● GIVEN REQUEST: Each record is to be transcribed exactly.

---------- INFORMATION SHOWN ----------

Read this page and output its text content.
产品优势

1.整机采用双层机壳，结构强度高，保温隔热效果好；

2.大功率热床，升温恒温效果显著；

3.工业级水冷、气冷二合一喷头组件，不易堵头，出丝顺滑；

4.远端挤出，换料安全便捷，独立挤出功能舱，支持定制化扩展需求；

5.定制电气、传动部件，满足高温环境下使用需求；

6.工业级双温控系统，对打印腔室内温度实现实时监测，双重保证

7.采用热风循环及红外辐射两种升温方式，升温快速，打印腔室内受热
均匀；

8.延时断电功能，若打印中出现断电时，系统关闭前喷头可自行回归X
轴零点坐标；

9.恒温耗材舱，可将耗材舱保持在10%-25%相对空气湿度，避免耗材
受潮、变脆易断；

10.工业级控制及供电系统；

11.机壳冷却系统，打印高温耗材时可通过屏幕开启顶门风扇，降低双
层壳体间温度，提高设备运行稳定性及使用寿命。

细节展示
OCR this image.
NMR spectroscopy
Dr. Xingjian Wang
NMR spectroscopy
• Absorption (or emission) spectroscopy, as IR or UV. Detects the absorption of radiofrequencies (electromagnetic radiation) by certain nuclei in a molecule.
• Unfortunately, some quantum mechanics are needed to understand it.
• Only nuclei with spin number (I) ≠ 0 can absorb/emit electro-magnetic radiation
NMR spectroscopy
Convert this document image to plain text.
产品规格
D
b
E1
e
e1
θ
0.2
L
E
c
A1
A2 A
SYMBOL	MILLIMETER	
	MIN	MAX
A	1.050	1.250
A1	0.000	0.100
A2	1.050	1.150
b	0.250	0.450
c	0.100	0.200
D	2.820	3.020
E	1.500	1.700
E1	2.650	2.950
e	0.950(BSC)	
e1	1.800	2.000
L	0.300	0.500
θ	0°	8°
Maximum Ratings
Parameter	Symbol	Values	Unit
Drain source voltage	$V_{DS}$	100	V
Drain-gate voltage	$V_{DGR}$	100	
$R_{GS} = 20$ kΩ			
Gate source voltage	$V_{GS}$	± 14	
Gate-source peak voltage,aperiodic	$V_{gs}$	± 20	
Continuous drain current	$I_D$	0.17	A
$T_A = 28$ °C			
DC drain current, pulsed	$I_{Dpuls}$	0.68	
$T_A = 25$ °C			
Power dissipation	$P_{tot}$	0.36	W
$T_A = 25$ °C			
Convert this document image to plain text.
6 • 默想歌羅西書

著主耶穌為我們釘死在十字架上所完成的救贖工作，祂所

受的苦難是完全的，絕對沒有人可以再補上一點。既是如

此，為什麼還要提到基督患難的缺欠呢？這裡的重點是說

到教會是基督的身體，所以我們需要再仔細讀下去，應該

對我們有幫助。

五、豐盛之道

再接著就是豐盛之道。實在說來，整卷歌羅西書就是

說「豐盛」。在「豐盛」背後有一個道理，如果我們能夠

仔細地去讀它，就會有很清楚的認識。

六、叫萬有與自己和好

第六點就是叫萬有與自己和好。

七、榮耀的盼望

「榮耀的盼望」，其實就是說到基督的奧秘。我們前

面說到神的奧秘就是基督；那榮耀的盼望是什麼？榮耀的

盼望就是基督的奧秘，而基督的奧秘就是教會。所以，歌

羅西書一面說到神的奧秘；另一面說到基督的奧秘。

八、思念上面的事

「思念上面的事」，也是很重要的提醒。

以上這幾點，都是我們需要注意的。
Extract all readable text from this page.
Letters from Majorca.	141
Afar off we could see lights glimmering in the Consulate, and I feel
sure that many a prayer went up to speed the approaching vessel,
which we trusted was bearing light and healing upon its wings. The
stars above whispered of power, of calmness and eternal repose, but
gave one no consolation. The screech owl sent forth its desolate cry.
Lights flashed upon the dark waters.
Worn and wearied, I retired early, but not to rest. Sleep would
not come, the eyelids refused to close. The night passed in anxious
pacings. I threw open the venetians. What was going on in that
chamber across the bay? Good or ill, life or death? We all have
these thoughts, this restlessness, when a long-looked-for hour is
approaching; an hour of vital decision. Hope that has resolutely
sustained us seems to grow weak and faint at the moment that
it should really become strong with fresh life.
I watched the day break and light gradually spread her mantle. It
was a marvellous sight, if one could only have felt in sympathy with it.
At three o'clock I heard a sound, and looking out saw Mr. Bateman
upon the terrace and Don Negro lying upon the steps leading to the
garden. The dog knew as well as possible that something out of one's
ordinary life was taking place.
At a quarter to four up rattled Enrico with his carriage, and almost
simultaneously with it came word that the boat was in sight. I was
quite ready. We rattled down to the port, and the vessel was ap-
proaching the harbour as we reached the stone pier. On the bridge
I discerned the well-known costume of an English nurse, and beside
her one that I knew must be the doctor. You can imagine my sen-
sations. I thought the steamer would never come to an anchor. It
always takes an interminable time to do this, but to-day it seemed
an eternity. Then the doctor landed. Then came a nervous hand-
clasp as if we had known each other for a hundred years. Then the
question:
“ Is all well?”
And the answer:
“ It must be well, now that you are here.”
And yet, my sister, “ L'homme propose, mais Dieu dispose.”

----------

● CORRECT OUTPUT:
Read this page and output its text content.
产品优势

1.整机采用双层机壳，结构强度高，保温隔热效果好；

2.大功率热床，升温恒温效果显著；

3.工业级水冷、气冷二合一喷头组件，不易堵头，出丝顺滑；

4.远端挤出，换料安全便捷，独立挤出功能舱，支持定制化扩展需求；

5.定制电气、传动部件，满足高温环境下使用需求；

6.工业级双温控系统，对打印腔室内温度实现实时监测，双重保证

7.采用热风循环及红外辐射两种升温方式，升温快速，打印腔室内受热
均匀；

8.延时断电功能，若打印中出现断电时，系统关闭前喷头可自行回归X
轴零点坐标；

9.恒温耗材舱，可将耗材舱保持在10%-25%相对空气湿度，避免耗材
受潮、变脆易断；

10.工业级控制及供电系统；

11.机壳冷却系统，打印高温耗材时可通过屏幕开启顶门风扇，降低双
层壳体间温度，提高设备运行稳定性及使用寿命。

细节展示
OCR this image.
NMR spectroscopy
Dr. Xingjian Wang
NMR spectroscopy
• Absorption (or emission) spectroscopy, as IR or UV. Detects the absorption of radiofrequencies (electromagnetic radiation) by certain nuclei in a molecule.
• Unfortunately, some quantum mechanics are needed to understand it.
• Only nuclei with spin number (I) ≠ 0 can absorb/emit electro-magnetic radiation
NMR spectroscopy
Convert this document image to plain text.
产品规格
D
b
E1
e
e1
θ
0.2
L
E
c
A1
A2 A
SYMBOL	MILLIMETER	
	MIN	MAX
A	1.050	1.250
A1	0.000	0.100
A2	1.050	1.150
b	0.250	0.450
c	0.100	0.200
D	2.820	3.020
E	1.500	1.700
E1	2.650	2.950
e	0.950(BSC)	
e1	1.800	2.000
L	0.300	0.500
θ	0°	8°
Maximum Ratings
Parameter	Symbol	Values	Unit
Drain source voltage	$V_{DS}$	100	V
Drain-gate voltage	$V_{DGR}$	100	
$R_{GS} = 20$ kΩ			
Gate source voltage	$V_{GS}$	± 14	
Gate-source peak voltage,aperiodic	$V_{gs}$	± 20	
Continuous drain current	$I_D$	0.17	A
$T_A = 28$ °C			
DC drain current, pulsed	$I_{Dpuls}$	0.68	
$T_A = 25$ °C			
Power dissipation	$P_{tot}$	0.36	W
$T_A = 25$ °C			
Convert this document image to plain text.
6 • 默想歌羅西書

著主耶穌為我們釘死在十字架上所完成的救贖工作，祂所

受的苦難是完全的，絕對沒有人可以再補上一點。既是如

此，為什麼還要提到基督患難的缺欠呢？這裡的重點是說

到教會是基督的身體，所以我們需要再仔細讀下去，應該

對我們有幫助。

五、豐盛之道

再接著就是豐盛之道。實在說來，整卷歌羅西書就是

說「豐盛」。在「豐盛」背後有一個道理，如果我們能夠

仔細地去讀它，就會有很清楚的認識。

六、叫萬有與自己和好

第六點就是叫萬有與自己和好。

七、榮耀的盼望

「榮耀的盼望」，其實就是說到基督的奧秘。我們前

面說到神的奧秘就是基督；那榮耀的盼望是什麼？榮耀的

盼望就是基督的奧秘，而基督的奧秘就是教會。所以，歌

羅西書一面說到神的奧秘；另一面說到基督的奧秘。

八、思念上面的事

「思念上面的事」，也是很重要的提醒。

以上這幾點，都是我們需要注意的。
Extract all readable text from this page.
Letters from Majorca.	141
Afar off we could see lights glimmering in the Consulate, and I feel
sure that many a prayer went up to speed the approaching vessel,
which we trusted was bearing light and healing upon its wings. The
stars above whispered of power, of calmness and eternal repose, but
gave one no consolation. The screech owl sent forth its desolate cry.
Lights flashed upon the dark waters.
Worn and wearied, I retired early, but not to rest. Sleep would
not come, the eyelids refused to close. The night passed in anxious
pacings. I threw open the venetians. What was going on in that
chamber across the bay? Good or ill, life or death? We all have
these thoughts, this restlessness, when a long-looked-for hour is
approaching; an hour of vital decision. Hope that has resolutely
sustained us seems to grow weak and faint at the moment that
it should really become strong with fresh life.
I watched the day break and light gradually spread her mantle. It
was a marvellous sight, if one could only have felt in sympathy with it.
At three o'clock I heard a sound, and looking out saw Mr. Bateman
upon the terrace and Don Negro lying upon the steps leading to the
garden. The dog knew as well as possible that something out of one's
ordinary life was taking place.
At a quarter to four up rattled Enrico with his carriage, and almost
simultaneously with it came word that the boat was in sight. I was
quite ready. We rattled down to the port, and the vessel was ap-
proaching the harbour as we reached the stone pier. On the bridge
I discerned the well-known costume of an English nurse, and beside
her one that I knew must be the doctor. You can imagine my sen-
sations. I thought the steamer would never come to an anchor. It
always takes an interminable time to do this, but to-day it seemed
an eternity. Then the doctor landed. Then came a nervous hand-
clasp as if we had known each other for a hundred years. Then the
question:
“ Is all well?”
And the answer:
“ It must be well, now that you are here.”
And yet, my sister, “ L'homme propose, mais Dieu dispose.”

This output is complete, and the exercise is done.